## What you should do
Set down the material below in full, matching it exactly.

## Data shown
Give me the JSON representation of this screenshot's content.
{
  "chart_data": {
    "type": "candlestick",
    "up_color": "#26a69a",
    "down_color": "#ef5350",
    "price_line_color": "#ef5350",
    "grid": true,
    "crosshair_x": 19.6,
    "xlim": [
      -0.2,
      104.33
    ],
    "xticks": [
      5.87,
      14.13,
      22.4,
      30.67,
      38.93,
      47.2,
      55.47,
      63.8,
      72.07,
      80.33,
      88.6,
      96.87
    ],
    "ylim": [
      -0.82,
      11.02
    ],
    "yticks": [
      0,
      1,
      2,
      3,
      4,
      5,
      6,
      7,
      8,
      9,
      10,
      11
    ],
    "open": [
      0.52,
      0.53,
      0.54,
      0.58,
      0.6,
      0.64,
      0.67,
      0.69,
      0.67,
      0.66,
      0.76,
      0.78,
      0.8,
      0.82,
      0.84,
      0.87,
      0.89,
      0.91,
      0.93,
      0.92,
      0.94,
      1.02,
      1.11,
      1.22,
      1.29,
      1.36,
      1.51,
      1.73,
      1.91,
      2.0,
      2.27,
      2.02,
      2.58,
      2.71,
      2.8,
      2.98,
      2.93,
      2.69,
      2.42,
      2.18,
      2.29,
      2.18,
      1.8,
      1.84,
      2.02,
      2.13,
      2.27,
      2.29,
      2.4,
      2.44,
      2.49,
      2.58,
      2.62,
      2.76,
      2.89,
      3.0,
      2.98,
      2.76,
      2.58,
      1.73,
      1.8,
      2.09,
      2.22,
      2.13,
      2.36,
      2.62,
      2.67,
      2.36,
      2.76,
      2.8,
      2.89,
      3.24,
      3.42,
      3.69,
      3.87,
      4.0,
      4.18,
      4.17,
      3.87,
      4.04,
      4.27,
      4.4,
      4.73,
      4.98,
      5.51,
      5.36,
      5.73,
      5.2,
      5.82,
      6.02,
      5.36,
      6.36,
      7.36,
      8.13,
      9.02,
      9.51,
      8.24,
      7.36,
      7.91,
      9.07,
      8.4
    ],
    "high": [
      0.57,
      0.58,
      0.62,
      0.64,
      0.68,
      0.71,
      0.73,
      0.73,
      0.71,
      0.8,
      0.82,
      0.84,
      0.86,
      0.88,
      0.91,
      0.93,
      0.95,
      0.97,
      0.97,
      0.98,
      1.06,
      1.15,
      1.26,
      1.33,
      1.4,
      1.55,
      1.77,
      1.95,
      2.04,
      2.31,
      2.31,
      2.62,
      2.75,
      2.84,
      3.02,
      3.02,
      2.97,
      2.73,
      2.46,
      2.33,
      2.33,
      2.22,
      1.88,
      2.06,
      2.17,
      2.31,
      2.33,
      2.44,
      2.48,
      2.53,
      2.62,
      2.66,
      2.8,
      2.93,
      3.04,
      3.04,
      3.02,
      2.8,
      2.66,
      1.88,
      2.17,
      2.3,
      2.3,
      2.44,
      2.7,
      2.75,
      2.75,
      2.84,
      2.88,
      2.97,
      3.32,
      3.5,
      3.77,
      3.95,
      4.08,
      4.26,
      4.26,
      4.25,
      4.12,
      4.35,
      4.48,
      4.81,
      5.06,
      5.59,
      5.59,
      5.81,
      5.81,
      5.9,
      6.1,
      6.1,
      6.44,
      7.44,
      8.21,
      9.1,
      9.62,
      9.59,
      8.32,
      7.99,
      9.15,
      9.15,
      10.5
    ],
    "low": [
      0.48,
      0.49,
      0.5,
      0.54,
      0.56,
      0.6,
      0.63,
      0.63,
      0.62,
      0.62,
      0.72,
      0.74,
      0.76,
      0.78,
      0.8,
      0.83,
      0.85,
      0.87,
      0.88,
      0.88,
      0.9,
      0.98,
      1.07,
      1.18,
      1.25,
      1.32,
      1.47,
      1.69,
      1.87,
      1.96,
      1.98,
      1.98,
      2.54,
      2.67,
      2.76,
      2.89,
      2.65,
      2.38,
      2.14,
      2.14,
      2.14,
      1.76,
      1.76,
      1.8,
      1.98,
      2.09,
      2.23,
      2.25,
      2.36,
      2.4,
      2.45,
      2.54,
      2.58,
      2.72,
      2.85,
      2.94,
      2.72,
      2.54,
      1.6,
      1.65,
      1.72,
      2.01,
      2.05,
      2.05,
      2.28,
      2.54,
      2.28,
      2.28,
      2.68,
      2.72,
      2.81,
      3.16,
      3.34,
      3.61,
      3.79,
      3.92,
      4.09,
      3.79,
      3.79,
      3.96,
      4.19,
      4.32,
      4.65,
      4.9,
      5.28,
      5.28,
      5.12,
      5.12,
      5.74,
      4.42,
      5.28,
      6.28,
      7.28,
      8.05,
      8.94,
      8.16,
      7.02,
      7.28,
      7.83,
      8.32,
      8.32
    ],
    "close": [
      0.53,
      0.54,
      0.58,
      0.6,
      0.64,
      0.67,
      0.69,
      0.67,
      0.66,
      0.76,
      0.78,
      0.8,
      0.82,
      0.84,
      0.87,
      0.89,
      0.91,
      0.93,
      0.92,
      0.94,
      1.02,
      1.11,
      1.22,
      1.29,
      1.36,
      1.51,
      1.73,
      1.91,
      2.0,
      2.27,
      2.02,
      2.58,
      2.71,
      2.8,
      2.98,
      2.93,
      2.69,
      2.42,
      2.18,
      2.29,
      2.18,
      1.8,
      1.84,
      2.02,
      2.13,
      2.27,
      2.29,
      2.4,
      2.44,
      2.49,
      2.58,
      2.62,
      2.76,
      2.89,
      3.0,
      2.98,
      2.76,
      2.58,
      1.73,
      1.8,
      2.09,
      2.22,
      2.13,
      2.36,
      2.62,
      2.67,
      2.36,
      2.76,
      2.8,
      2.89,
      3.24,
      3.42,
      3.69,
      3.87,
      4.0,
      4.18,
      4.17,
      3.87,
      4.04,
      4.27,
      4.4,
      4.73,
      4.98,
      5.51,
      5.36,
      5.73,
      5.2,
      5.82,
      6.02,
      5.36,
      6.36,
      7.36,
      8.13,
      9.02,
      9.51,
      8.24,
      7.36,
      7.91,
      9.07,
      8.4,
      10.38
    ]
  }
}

## Finished answer
Give me the JSON representation of this screenshot's content.
{
  "chart_data": {
    "type": "candlestick",
    "up_color": "#26a69a",
    "down_color": "#ef5350",
    "price_line_color": "#ef5350",
    "grid": true,
    "crosshair_x": 19.6,
    "xlim": [
      -0.2,
      104.33
    ],
    "xticks": [
      5.87,
      14.13,
      22.4,
      30.67,
      38.93,
      47.2,
      55.47,
      63.8,
      72.07,
      80.33,
      88.6,
      96.87
    ],
    "ylim": [
      -0.82,
      11.02
    ],
    "yticks": [
      0,
      1,
      2,
      3,
      4,
      5,
      6,
      7,
      8,
      9,
      10,
      11
    ],
    "open": [
      0.52,
      0.53,
      0.54,
      0.58,
      0.6,
      0.64,
      0.67,
      0.69,
      0.67,
      0.66,
      0.76,
      0.78,
      0.8,
      0.82,
      0.84,
      0.87,
      0.89,
      0.91,
      0.93,
      0.92,
      0.94,
      1.02,
      1.11,
      1.22,
      1.29,
      1.36,
      1.51,
      1.73,
      1.91,
      2.0,
      2.27,
      2.02,
      2.58,
      2.71,
      2.8,
      2.98,
      2.93,
      2.69,
      2.42,
      2.18,
      2.29,
      2.18,
      1.8,
      1.84,
      2.02,
      2.13,
      2.27,
      2.29,
      2.4,
      2.44,
      2.49,
      2.58,
      2.62,
      2.76,
      2.89,
      3.0,
      2.98,
      2.76,
      2.58,
      1.73,
      1.8,
      2.09,
      2.22,
      2.13,
      2.36,
      2.62,
      2.67,
      2.36,
      2.76,
      2.8,
      2.89,
      3.24,
      3.42,
      3.69,
      3.87,
      4.0,
      4.18,
      4.17,
      3.87,
      4.04,
      4.27,
      4.4,
      4.73,
      4.98,
      5.51,
      5.36,
      5.73,
      5.2,
      5.82,
      6.02,
      5.36,
      6.36,
      7.36,
      8.13,
      9.02,
      9.51,
      8.24,
      7.36,
      7.91,
      9.07,
      8.4
    ],
    "high": [
      0.57,
      0.58,
      0.62,
      0.64,
      0.68,
      0.71,
      0.73,
      0.73,
      0.71,
      0.8,
      0.82,
      0.84,
      0.86,
      0.88,
      0.91,
      0.93,
      0.95,
      0.97,
      0.97,
      0.98,
      1.06,
      1.15,
      1.26,
      1.33,
      1.4,
      1.55,
      1.77,
      1.95,
      2.04,
      2.31,
      2.31,
      2.62,
      2.75,
      2.84,
      3.02,
      3.02,
      2.97,
      2.73,
      2.46,
      2.33,
      2.33,
      2.22,
      1.88,
      2.06,
      2.17,
      2.31,
      2.33,
      2.44,
      2.48,
      2.53,
      2.62,
      2.66,
      2.8,
      2.93,
      3.04,
      3.04,
      3.02,
      2.8,
      2.66,
      1.88,
      2.17,
      2.3,
      2.3,
      2.44,
      2.7,
      2.75,
      2.75,
      2.84,
      2.88,
      2.97,
      3.32,
      3.5,
      3.77,
      3.95,
      4.08,
      4.26,
      4.26,
      4.25,
      4.12,
      4.35,
      4.48,
      4.81,
      5.06,
      5.59,
      5.59,
      5.81,
      5.81,
      5.9,
      6.1,
      6.1,
      6.44,
      7.44,
      8.21,
      9.1,
      9.62,
      9.59,
      8.32,
      7.99,
      9.15,
      9.15,
      10.5
    ],
    "low": [
      0.48,
      0.49,
      0.5,
      0.54,
      0.56,
      0.6,
      0.63,
      0.63,
      0.62,
      0.62,
      0.72,
      0.74,
      0.76,
      0.78,
      0.8,
      0.83,
      0.85,
      0.87,
      0.88,
      0.88,
      0.9,
      0.98,
      1.07,
      1.18,
      1.25,
      1.32,
      1.47,
      1.69,
      1.87,
      1.96,
      1.98,
      1.98,
      2.54,
      2.67,
      2.76,
      2.89,
      2.65,
      2.38,
      2.14,
      2.14,
      2.14,
      1.76,
      1.76,
      1.8,
      1.98,
      2.09,
      2.23,
      2.25,
      2.36,
      2.4,
      2.45,
      2.54,
      2.58,
      2.72,
      2.85,
      2.94,
      2.72,
      2.54,
      1.6,
      1.65,
      1.72,
      2.01,
      2.05,
      2.05,
      2.28,
      2.54,
      2.28,
      2.28,
      2.68,
      2.72,
      2.81,
      3.16,
      3.34,
      3.61,
      3.79,
      3.92,
      4.09,
      3.79,
      3.79,
      3.96,
      4.19,
      4.32,
      4.65,
      4.9,
      5.28,
      5.28,
      5.12,
      5.12,
      5.74,
      4.42,
      5.28,
      6.28,
      7.28,
      8.05,
      8.94,
      8.16,
      7.02,
      7.28,
      7.83,
      8.32,
      8.32
    ],
    "close": [
      0.53,
      0.54,
      0.58,
      0.6,
      0.64,
      0.67,
      0.69,
      0.67,
      0.66,
      0.76,
      0.78,
      0.8,
      0.82,
      0.84,
      0.87,
      0.89,
      0.91,
      0.93,
      0.92,
      0.94,
      1.02,
      1.11,
      1.22,
      1.29,
      1.36,
      1.51,
      1.73,
      1.91,
      2.0,
      2.27,
      2.02,
      2.58,
      2.71,
      2.8,
      2.98,
      2.93,
      2.69,
      2.42,
      2.18,
      2.29,
      2.18,
      1.8,
      1.84,
      2.02,
      2.13,
      2.27,
      2.29,
      2.4,
      2.44,
      2.49,
      2.58,
      2.62,
      2.76,
      2.89,
      3.0,
      2.98,
      2.76,
      2.58,
      1.73,
      1.8,
      2.09,
      2.22,
      2.13,
      2.36,
      2.62,
      2.67,
      2.36,
      2.76,
      2.8,
      2.89,
      3.24,
      3.42,
      3.69,
      3.87,
      4.0,
      4.18,
      4.17,
      3.87,
      4.04,
      4.27,
      4.4,
      4.73,
      4.98,
      5.51,
      5.36,
      5.73,
      5.2,
      5.82,
      6.02,
      5.36,
      6.36,
      7.36,
      8.13,
      9.02,
      9.51,
      8.24,
      7.36,
      7.91,
      9.07,
      8.4,
      10.38
    ]
  }
}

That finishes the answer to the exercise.